-- WORK INSTRUCTIONS --
Of the lines below, count those containing the word "Load". Reply with the number alone.

-- GIVEN DATA --
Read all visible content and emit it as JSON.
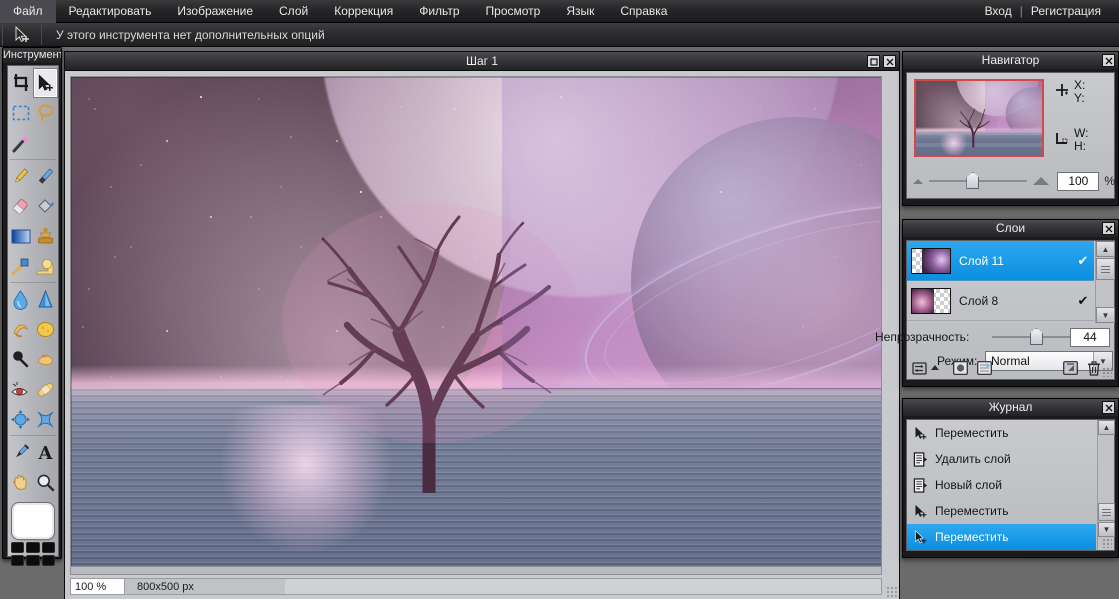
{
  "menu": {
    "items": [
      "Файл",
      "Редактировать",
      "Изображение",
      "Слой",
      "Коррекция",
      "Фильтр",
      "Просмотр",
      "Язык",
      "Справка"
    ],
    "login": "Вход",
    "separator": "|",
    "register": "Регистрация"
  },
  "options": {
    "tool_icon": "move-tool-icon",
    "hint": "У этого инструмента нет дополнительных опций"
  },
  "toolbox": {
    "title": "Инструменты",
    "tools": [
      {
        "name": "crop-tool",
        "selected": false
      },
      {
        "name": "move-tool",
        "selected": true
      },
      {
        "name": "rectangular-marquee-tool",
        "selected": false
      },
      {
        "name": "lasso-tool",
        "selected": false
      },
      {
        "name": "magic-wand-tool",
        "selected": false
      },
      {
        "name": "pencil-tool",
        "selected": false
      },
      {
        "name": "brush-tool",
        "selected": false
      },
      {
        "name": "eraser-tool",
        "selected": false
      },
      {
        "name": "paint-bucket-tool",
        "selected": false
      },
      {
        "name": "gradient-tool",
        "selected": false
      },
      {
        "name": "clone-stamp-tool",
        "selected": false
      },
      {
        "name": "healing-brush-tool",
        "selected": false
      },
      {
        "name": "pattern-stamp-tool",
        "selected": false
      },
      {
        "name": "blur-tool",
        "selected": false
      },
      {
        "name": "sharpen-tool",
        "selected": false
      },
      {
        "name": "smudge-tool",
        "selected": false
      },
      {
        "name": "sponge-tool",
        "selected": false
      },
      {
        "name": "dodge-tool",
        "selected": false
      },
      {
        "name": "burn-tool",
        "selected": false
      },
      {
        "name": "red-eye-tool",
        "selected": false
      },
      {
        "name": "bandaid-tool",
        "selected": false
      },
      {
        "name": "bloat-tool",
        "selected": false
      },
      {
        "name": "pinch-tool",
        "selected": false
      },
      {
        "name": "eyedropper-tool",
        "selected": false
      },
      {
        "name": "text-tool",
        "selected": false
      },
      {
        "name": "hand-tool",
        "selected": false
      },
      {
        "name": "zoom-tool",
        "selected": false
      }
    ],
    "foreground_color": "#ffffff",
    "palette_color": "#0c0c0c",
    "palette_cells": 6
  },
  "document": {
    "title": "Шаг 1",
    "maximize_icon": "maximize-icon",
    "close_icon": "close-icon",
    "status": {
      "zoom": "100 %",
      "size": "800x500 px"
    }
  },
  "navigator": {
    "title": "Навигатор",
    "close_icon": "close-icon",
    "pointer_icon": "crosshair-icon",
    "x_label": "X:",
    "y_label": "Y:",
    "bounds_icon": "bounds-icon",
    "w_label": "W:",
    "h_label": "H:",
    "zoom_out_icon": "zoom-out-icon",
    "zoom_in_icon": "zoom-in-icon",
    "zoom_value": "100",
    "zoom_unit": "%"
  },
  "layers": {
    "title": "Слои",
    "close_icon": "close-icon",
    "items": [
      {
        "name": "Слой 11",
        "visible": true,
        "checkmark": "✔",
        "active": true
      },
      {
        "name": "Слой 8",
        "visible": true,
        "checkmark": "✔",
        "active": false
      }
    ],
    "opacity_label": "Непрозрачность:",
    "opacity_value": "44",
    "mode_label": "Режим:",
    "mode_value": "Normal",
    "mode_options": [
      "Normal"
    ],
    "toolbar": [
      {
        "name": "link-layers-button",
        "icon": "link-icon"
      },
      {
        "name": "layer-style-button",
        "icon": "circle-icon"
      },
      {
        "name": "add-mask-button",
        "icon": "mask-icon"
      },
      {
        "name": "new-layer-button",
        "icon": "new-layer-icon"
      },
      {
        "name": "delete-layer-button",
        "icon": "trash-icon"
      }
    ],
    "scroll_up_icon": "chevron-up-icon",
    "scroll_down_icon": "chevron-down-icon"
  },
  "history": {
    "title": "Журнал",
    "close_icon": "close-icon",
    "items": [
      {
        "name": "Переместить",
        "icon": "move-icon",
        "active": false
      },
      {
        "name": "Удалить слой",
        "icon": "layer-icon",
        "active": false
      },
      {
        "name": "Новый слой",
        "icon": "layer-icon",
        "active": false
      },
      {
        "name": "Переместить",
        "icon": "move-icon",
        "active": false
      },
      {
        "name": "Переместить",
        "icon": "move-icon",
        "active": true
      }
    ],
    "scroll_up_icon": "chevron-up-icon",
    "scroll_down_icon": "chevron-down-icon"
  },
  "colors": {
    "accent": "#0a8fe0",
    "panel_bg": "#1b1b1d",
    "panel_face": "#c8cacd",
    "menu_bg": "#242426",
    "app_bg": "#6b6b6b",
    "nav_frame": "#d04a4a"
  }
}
==
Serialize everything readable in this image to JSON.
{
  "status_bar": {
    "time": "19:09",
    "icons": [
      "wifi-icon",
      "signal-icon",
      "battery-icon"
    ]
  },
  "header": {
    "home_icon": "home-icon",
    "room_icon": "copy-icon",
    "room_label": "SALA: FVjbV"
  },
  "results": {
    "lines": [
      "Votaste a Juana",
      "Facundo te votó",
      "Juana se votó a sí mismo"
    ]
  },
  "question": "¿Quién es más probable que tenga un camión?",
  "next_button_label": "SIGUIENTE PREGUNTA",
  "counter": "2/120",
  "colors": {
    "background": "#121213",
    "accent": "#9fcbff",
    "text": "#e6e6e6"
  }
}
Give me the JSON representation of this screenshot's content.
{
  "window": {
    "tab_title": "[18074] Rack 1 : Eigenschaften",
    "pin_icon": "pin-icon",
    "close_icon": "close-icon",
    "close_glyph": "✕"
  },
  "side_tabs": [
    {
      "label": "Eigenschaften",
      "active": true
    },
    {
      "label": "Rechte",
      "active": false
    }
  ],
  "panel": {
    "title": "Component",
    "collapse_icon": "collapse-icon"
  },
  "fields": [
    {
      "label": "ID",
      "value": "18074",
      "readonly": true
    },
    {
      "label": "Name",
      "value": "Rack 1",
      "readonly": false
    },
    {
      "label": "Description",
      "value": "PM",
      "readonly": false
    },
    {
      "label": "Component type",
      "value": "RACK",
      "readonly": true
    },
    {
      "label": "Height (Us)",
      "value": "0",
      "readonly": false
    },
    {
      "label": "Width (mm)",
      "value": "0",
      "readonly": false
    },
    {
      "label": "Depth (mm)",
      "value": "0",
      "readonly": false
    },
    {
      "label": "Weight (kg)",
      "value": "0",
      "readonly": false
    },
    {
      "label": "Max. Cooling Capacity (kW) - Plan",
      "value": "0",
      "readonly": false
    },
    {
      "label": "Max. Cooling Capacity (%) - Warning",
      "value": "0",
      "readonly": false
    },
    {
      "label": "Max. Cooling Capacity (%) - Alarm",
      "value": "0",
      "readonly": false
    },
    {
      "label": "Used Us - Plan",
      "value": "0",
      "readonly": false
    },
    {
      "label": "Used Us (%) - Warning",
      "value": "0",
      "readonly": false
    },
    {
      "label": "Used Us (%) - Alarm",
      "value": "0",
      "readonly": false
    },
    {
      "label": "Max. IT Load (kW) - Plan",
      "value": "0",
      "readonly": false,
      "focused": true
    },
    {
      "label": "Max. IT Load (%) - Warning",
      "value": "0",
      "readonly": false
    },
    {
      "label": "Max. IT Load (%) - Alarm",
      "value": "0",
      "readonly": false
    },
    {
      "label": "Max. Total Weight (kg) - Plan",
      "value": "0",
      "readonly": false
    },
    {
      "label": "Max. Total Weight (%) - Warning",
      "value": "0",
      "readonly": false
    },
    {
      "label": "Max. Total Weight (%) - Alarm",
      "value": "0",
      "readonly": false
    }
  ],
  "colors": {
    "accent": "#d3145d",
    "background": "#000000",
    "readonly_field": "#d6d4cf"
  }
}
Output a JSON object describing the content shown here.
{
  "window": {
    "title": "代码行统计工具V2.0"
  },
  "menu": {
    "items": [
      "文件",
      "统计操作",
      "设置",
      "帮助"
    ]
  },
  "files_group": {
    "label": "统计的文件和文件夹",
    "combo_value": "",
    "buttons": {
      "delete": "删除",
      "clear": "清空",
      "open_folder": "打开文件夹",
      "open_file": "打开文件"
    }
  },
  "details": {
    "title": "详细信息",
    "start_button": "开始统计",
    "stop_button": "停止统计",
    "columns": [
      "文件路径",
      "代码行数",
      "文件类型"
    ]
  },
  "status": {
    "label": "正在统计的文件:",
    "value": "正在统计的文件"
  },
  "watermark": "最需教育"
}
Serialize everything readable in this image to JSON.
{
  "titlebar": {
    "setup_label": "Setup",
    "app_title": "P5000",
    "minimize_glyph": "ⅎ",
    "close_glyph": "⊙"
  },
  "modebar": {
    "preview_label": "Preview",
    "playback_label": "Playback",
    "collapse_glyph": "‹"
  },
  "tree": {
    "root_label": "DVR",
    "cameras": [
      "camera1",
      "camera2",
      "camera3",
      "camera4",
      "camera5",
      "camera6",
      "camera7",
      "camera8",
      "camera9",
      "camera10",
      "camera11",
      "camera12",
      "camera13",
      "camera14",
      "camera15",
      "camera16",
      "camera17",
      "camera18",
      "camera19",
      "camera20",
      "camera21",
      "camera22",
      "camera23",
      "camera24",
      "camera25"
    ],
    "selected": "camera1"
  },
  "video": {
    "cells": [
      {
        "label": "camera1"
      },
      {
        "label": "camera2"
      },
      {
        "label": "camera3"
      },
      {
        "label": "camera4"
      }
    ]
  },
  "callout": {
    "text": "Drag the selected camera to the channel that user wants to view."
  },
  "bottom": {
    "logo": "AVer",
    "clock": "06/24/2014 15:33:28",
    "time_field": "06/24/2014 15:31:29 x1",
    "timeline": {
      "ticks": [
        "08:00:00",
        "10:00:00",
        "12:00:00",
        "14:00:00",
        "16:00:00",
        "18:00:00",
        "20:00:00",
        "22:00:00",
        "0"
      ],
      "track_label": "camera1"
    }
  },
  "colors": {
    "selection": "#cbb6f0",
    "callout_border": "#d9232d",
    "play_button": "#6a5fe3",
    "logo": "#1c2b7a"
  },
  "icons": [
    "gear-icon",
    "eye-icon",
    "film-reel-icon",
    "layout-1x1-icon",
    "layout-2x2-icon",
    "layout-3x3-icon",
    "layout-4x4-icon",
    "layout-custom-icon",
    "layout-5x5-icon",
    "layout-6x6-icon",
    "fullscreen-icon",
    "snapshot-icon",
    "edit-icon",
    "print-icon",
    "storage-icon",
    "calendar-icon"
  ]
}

-- COMPLETED TASK --
3